** START SUPPLIED DATA **
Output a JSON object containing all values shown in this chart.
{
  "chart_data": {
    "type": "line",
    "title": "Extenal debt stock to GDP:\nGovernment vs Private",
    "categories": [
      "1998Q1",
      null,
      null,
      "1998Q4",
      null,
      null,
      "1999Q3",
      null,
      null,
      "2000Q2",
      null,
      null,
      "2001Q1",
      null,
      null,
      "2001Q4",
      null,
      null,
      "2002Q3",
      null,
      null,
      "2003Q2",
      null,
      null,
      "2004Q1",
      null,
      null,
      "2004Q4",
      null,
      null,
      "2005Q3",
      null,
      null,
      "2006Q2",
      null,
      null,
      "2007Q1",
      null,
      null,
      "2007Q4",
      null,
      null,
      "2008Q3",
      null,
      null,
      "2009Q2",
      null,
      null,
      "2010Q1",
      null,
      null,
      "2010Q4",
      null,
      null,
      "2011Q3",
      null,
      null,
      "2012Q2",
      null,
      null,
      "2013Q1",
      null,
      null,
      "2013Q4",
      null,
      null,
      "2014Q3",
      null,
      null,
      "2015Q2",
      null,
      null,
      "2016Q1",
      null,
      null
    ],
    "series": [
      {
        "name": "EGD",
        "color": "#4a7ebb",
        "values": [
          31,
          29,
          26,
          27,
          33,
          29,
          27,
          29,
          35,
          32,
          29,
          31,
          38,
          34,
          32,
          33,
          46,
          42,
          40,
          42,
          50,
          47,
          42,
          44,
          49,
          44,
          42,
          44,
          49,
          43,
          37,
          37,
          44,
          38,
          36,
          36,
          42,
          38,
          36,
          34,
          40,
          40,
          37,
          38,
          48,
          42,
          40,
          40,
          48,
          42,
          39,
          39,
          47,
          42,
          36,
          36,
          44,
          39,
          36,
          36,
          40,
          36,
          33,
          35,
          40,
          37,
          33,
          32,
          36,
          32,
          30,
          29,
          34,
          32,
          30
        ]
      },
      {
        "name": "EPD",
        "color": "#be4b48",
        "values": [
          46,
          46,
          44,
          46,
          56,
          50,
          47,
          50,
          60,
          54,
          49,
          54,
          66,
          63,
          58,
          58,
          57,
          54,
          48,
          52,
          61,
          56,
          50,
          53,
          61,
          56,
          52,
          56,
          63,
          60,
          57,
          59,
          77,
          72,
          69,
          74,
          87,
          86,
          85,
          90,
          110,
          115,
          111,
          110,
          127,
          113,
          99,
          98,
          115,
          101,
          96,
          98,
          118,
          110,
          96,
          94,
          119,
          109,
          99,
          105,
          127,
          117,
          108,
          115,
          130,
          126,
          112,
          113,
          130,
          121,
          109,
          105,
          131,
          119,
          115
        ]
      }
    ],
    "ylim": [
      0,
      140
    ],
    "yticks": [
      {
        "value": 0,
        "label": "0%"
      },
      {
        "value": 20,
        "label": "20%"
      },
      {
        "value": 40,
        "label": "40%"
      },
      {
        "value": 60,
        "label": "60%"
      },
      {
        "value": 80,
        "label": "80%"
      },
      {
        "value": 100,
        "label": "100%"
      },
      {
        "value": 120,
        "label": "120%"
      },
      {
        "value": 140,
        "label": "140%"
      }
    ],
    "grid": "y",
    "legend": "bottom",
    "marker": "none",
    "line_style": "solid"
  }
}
** END SUPPLIED DATA **
EXERCISE DIRECTIONS ▸ Search the entries for "label" and copy out each line that has it.

FULL OUTPUT ▸
        "label": "0%"
        "label": "20%"
        "label": "40%"
        "label": "60%"
        "label": "80%"
        "label": "100%"
        "label": "120%"
        "label": "140%"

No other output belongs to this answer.